**What needs to be done**: Count the lines below that contain the word "Surat", and give only that number.

**Supplied records**:
----
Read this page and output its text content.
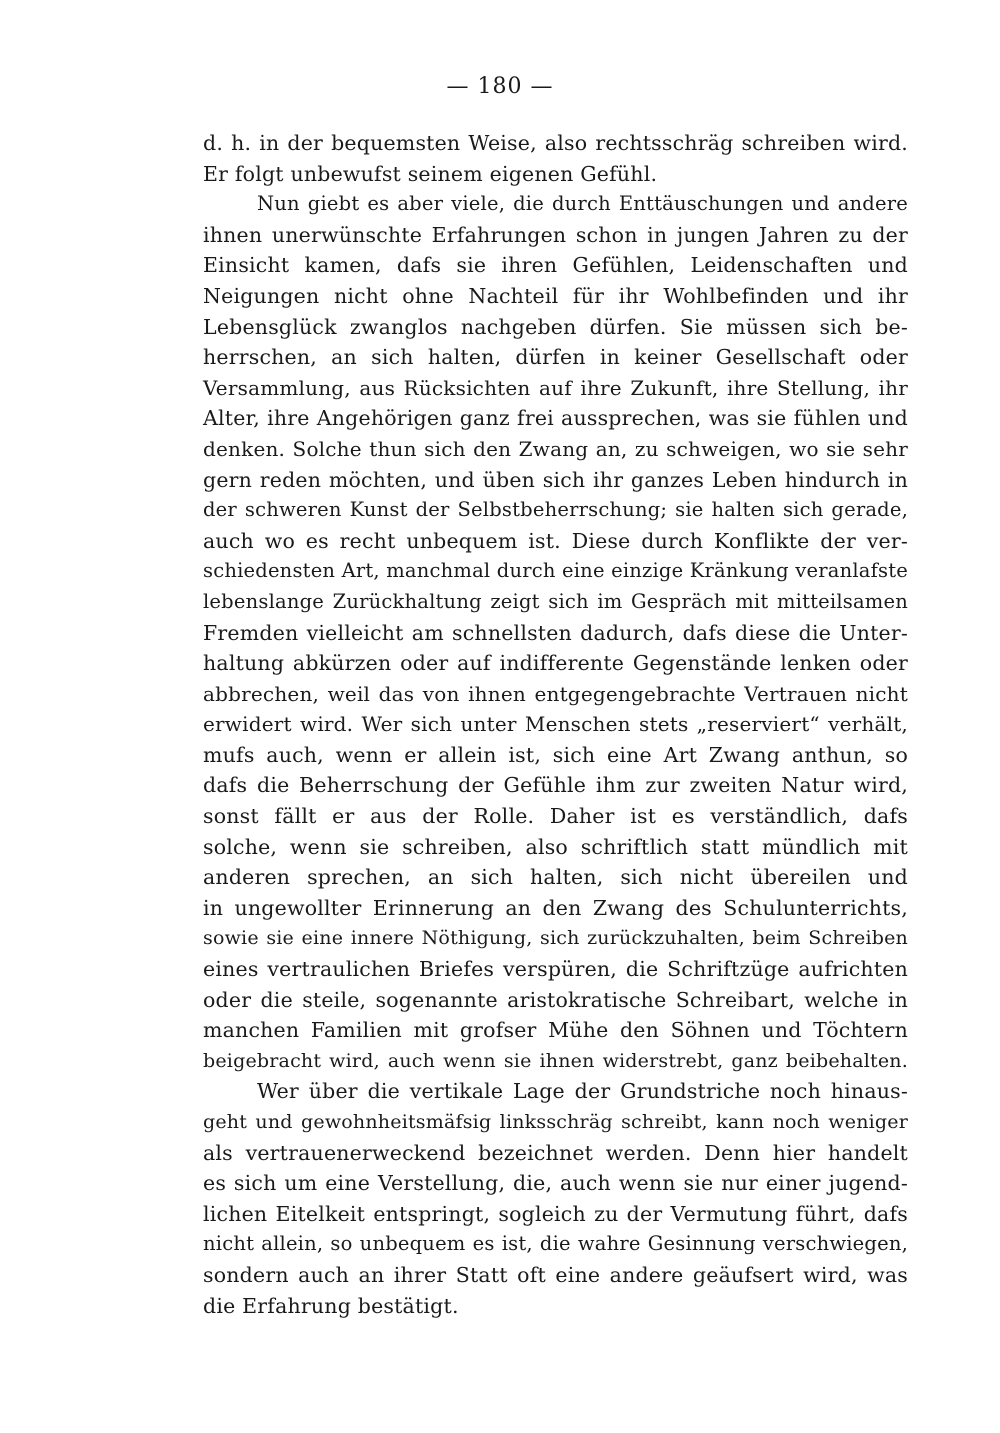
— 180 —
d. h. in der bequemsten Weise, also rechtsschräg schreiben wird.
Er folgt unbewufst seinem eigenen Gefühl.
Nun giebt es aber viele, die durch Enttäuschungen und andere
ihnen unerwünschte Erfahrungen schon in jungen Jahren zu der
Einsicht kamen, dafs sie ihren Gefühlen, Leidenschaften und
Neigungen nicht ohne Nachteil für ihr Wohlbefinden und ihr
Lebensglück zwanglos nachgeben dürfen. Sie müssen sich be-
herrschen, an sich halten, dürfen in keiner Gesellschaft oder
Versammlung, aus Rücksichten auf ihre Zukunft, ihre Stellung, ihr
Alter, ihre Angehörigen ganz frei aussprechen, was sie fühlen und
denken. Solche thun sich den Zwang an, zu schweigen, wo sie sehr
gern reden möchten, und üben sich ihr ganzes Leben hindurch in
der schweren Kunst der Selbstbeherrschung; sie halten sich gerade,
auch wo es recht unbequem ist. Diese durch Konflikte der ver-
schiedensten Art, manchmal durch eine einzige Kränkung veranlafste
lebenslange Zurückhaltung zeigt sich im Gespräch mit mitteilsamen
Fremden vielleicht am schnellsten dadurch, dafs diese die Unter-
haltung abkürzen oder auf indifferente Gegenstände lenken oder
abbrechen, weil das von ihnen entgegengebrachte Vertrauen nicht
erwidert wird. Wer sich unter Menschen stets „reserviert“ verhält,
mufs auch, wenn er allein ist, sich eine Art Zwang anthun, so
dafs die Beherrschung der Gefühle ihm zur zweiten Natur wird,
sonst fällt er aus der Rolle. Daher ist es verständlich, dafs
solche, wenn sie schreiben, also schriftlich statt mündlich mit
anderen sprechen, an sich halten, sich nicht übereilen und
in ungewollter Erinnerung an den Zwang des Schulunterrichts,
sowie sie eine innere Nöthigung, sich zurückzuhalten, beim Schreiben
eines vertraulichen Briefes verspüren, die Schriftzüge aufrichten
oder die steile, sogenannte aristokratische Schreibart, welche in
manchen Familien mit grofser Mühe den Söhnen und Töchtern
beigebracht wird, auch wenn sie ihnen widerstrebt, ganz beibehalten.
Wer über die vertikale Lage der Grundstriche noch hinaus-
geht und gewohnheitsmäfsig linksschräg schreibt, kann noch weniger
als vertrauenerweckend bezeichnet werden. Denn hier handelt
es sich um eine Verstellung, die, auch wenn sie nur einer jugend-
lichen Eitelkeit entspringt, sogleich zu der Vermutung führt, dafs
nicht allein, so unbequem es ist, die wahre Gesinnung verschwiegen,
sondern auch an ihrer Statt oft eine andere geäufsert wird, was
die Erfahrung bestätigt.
----
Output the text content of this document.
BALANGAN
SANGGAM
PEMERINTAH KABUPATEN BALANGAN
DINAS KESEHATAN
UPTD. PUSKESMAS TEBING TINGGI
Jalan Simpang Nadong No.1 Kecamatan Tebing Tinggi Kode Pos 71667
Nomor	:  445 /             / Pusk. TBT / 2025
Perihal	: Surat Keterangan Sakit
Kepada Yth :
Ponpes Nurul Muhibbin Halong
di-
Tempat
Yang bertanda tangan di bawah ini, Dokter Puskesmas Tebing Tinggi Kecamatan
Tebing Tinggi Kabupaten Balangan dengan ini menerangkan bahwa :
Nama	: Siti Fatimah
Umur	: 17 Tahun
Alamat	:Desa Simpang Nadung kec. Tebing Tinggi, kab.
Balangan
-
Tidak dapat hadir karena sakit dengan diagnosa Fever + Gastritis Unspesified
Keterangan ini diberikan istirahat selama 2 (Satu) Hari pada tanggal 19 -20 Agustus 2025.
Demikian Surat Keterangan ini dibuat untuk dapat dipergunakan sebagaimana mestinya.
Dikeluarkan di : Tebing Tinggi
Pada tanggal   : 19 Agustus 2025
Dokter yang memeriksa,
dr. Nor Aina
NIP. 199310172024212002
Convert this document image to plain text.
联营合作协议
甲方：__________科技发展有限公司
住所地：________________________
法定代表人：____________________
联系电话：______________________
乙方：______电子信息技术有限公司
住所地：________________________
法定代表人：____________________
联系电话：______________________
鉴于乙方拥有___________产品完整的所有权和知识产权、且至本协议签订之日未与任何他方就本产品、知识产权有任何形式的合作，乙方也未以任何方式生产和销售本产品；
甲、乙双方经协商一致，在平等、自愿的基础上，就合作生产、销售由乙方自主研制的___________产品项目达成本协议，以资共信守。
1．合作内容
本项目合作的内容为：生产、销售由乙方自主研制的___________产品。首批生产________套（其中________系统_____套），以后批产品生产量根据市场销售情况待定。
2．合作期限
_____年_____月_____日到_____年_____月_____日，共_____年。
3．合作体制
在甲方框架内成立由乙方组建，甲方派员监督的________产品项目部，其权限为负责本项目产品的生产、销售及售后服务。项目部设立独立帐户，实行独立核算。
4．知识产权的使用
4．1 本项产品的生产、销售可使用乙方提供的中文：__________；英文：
----
**Answer for this exercise**: 2